MATERIAL -
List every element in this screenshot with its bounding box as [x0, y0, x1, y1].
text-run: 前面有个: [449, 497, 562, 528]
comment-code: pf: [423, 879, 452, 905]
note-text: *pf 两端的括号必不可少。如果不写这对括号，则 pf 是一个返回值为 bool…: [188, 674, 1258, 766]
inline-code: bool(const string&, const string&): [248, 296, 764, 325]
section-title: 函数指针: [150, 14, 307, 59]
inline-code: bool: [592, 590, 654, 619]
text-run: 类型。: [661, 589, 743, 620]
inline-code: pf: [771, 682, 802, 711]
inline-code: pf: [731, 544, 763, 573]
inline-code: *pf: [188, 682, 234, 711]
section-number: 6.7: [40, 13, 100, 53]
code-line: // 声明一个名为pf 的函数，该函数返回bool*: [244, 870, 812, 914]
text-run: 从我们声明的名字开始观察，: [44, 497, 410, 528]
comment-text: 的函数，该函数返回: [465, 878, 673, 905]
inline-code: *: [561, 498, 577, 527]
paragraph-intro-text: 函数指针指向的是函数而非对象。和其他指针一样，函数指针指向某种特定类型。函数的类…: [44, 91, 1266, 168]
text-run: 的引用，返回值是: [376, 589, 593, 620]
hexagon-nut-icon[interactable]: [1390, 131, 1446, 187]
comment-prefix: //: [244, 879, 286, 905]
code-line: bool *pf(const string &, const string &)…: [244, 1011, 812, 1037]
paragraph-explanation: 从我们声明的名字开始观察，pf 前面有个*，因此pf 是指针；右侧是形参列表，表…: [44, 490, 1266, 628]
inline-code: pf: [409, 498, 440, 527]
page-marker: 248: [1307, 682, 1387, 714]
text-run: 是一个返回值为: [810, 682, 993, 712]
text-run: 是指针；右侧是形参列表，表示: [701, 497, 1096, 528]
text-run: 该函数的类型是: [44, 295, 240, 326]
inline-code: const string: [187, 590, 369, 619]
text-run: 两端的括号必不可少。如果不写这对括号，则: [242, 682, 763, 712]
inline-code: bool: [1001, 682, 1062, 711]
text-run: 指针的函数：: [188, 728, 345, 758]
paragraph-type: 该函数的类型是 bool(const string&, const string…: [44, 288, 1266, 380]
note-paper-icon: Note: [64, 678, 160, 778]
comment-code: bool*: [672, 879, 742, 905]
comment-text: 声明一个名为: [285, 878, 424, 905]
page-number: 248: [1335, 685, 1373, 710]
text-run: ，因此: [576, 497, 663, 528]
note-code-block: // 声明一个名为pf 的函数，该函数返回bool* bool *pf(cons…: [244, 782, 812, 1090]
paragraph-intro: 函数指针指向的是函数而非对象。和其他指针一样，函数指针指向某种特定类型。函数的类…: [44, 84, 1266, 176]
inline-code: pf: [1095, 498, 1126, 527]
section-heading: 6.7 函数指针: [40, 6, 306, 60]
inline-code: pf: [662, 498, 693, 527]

ENUNCIADO - Ponha todas as linhas acima em uma lista numerada e omita as linhas em branco.

RESULTADO -
1. List every element in this screenshot with its bounding box as [x0, y0, x1, y1].
2. text-run: 前面有个: [449, 497, 562, 528]
3. comment-code: pf: [423, 879, 452, 905]
4. note-text: *pf 两端的括号必不可少。如果不写这对括号，则 pf 是一个返回值为 bool…: [188, 674, 1258, 766]
5. inline-code: bool(const string&, const string&): [248, 296, 764, 325]
6. section-title: 函数指针: [150, 14, 307, 59]
7. inline-code: bool: [592, 590, 654, 619]
8. text-run: 类型。: [661, 589, 743, 620]
9. inline-code: pf: [771, 682, 802, 711]
10. inline-code: pf: [731, 544, 763, 573]
11. inline-code: *pf: [188, 682, 234, 711]
12. section-number: 6.7: [40, 13, 100, 53]
13. code-line: // 声明一个名为pf 的函数，该函数返回bool*: [244, 870, 812, 914]
14. text-run: 从我们声明的名字开始观察，: [44, 497, 410, 528]
15. comment-text: 的函数，该函数返回: [465, 878, 673, 905]
16. inline-code: *: [561, 498, 577, 527]
17. paragraph-intro-text: 函数指针指向的是函数而非对象。和其他指针一样，函数指针指向某种特定类型。函数的类…: [44, 91, 1266, 168]
18. text-run: 的引用，返回值是: [376, 589, 593, 620]
19. hexagon-nut-icon[interactable]: [1390, 131, 1446, 187]
20. comment-prefix: //: [244, 879, 286, 905]
21. code-line: bool *pf(const string &, const string &)…: [244, 1011, 812, 1037]
22. paragraph-explanation: 从我们声明的名字开始观察，pf 前面有个*，因此pf 是指针；右侧是形参列表，表…: [44, 490, 1266, 628]
23. inline-code: pf: [409, 498, 440, 527]
24. page-marker: 248: [1307, 682, 1387, 714]
25. text-run: 是一个返回值为: [810, 682, 993, 712]
26. text-run: 是指针；右侧是形参列表，表示: [701, 497, 1096, 528]
27. text-run: 该函数的类型是: [44, 295, 240, 326]
28. inline-code: const string: [187, 590, 369, 619]
29. text-run: 两端的括号必不可少。如果不写这对括号，则: [242, 682, 763, 712]
30. inline-code: bool: [1001, 682, 1062, 711]
31. text-run: 指针的函数：: [188, 728, 345, 758]
32. paragraph-type: 该函数的类型是 bool(const string&, const string…: [44, 288, 1266, 380]
33. note-paper-icon: Note: [64, 678, 160, 778]
34. comment-code: bool*: [672, 879, 742, 905]
35. comment-text: 声明一个名为: [285, 878, 424, 905]
36. page-number: 248: [1335, 685, 1373, 710]
37. text-run: ，因此: [576, 497, 663, 528]
38. note-code-block: // 声明一个名为pf 的函数，该函数返回bool* bool *pf(cons…: [244, 782, 812, 1090]
39. paragraph-intro: 函数指针指向的是函数而非对象。和其他指针一样，函数指针指向某种特定类型。函数的类…: [44, 84, 1266, 176]
40. inline-code: pf: [1095, 498, 1126, 527]
41. section-heading: 6.7 函数指针: [40, 6, 306, 60]
42. inline-code: pf: [662, 498, 693, 527]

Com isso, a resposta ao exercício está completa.